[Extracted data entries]

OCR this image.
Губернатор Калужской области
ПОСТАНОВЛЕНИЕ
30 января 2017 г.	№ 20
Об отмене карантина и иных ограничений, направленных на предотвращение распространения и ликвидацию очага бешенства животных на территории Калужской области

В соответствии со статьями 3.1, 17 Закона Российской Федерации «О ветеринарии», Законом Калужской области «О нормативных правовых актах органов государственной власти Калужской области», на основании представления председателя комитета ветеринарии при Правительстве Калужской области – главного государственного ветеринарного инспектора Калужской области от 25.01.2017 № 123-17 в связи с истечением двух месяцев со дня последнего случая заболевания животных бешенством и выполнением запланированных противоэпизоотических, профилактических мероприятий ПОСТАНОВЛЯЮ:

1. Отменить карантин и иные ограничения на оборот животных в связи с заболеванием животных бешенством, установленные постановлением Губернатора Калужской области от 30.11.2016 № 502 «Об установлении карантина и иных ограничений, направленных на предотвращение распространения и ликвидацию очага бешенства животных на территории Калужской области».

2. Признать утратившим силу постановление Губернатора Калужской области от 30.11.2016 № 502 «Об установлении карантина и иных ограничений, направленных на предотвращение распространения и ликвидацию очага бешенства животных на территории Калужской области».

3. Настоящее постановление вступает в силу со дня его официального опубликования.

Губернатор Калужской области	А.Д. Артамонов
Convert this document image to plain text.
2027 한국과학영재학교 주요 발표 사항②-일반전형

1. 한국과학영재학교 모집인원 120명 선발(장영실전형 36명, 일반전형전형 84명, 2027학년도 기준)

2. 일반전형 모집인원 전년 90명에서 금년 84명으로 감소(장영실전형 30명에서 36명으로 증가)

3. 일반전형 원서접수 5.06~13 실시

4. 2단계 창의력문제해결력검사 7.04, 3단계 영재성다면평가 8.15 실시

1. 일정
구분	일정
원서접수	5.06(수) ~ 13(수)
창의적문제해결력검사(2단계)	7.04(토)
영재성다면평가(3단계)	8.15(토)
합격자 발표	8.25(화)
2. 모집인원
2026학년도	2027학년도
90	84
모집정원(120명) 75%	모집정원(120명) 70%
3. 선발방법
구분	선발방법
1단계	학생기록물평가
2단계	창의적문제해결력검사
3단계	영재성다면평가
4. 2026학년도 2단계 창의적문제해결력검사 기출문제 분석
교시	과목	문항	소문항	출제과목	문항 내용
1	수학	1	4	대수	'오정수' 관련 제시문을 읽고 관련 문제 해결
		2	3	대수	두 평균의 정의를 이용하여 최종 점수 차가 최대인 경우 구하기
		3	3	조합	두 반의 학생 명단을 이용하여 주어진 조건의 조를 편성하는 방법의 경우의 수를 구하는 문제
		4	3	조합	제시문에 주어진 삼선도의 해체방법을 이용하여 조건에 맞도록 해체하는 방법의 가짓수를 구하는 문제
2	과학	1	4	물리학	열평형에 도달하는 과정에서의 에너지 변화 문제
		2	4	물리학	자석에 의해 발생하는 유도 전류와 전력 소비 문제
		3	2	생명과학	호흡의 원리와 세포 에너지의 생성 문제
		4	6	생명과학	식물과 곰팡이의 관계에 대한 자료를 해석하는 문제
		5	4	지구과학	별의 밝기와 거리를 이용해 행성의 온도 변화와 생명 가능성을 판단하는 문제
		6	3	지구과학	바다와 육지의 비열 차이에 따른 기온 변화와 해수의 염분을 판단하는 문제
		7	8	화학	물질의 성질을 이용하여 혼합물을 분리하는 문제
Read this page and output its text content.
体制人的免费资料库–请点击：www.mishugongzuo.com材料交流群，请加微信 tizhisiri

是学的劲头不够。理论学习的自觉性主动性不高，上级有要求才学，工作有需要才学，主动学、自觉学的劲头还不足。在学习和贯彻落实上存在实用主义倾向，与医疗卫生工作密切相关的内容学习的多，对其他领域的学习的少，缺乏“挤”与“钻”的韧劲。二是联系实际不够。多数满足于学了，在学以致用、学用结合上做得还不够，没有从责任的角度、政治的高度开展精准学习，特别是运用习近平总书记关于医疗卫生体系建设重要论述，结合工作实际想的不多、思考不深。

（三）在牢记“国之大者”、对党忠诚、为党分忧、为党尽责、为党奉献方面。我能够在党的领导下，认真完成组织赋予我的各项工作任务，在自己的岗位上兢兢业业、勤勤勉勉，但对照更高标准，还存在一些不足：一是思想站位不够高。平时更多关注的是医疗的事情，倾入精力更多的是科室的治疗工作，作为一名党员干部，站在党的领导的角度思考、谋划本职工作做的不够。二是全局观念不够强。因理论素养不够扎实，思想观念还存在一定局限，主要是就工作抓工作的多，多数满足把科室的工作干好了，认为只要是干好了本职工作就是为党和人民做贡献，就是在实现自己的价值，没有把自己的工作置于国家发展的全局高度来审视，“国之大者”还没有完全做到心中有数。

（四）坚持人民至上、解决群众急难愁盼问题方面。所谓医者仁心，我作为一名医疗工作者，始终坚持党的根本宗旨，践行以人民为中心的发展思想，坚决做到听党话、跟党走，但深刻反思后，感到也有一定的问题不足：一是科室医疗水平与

Work to do: Give the lines exactly as they stand, from the line with "Convert this document image to plain text." through the end of the material.

Written response:
Convert this document image to plain text.
2027 한국과학영재학교 주요 발표 사항②-일반전형

1. 한국과학영재학교 모집인원 120명 선발(장영실전형 36명, 일반전형전형 84명, 2027학년도 기준)

2. 일반전형 모집인원 전년 90명에서 금년 84명으로 감소(장영실전형 30명에서 36명으로 증가)

3. 일반전형 원서접수 5.06~13 실시

4. 2단계 창의력문제해결력검사 7.04, 3단계 영재성다면평가 8.15 실시

1. 일정
구분	일정
원서접수	5.06(수) ~ 13(수)
창의적문제해결력검사(2단계)	7.04(토)
영재성다면평가(3단계)	8.15(토)
합격자 발표	8.25(화)
2. 모집인원
2026학년도	2027학년도
90	84
모집정원(120명) 75%	모집정원(120명) 70%
3. 선발방법
구분	선발방법
1단계	학생기록물평가
2단계	창의적문제해결력검사
3단계	영재성다면평가
4. 2026학년도 2단계 창의적문제해결력검사 기출문제 분석
교시	과목	문항	소문항	출제과목	문항 내용
1	수학	1	4	대수	'오정수' 관련 제시문을 읽고 관련 문제 해결
		2	3	대수	두 평균의 정의를 이용하여 최종 점수 차가 최대인 경우 구하기
		3	3	조합	두 반의 학생 명단을 이용하여 주어진 조건의 조를 편성하는 방법의 경우의 수를 구하는 문제
		4	3	조합	제시문에 주어진 삼선도의 해체방법을 이용하여 조건에 맞도록 해체하는 방법의 가짓수를 구하는 문제
2	과학	1	4	물리학	열평형에 도달하는 과정에서의 에너지 변화 문제
		2	4	물리학	자석에 의해 발생하는 유도 전류와 전력 소비 문제
		3	2	생명과학	호흡의 원리와 세포 에너지의 생성 문제
		4	6	생명과학	식물과 곰팡이의 관계에 대한 자료를 해석하는 문제
		5	4	지구과학	별의 밝기와 거리를 이용해 행성의 온도 변화와 생명 가능성을 판단하는 문제
		6	3	지구과학	바다와 육지의 비열 차이에 따른 기온 변화와 해수의 염분을 판단하는 문제
		7	8	화학	물질의 성질을 이용하여 혼합물을 분리하는 문제
Read this page and output its text content.
体制人的免费资料库–请点击：www.mishugongzuo.com材料交流群，请加微信 tizhisiri

是学的劲头不够。理论学习的自觉性主动性不高，上级有要求才学，工作有需要才学，主动学、自觉学的劲头还不足。在学习和贯彻落实上存在实用主义倾向，与医疗卫生工作密切相关的内容学习的多，对其他领域的学习的少，缺乏“挤”与“钻”的韧劲。二是联系实际不够。多数满足于学了，在学以致用、学用结合上做得还不够，没有从责任的角度、政治的高度开展精准学习，特别是运用习近平总书记关于医疗卫生体系建设重要论述，结合工作实际想的不多、思考不深。

（三）在牢记“国之大者”、对党忠诚、为党分忧、为党尽责、为党奉献方面。我能够在党的领导下，认真完成组织赋予我的各项工作任务，在自己的岗位上兢兢业业、勤勤勉勉，但对照更高标准，还存在一些不足：一是思想站位不够高。平时更多关注的是医疗的事情，倾入精力更多的是科室的治疗工作，作为一名党员干部，站在党的领导的角度思考、谋划本职工作做的不够。二是全局观念不够强。因理论素养不够扎实，思想观念还存在一定局限，主要是就工作抓工作的多，多数满足把科室的工作干好了，认为只要是干好了本职工作就是为党和人民做贡献，就是在实现自己的价值，没有把自己的工作置于国家发展的全局高度来审视，“国之大者”还没有完全做到心中有数。

（四）坚持人民至上、解决群众急难愁盼问题方面。所谓医者仁心，我作为一名医疗工作者，始终坚持党的根本宗旨，践行以人民为中心的发展思想，坚决做到听党话、跟党走，但深刻反思后，感到也有一定的问题不足：一是科室医疗水平与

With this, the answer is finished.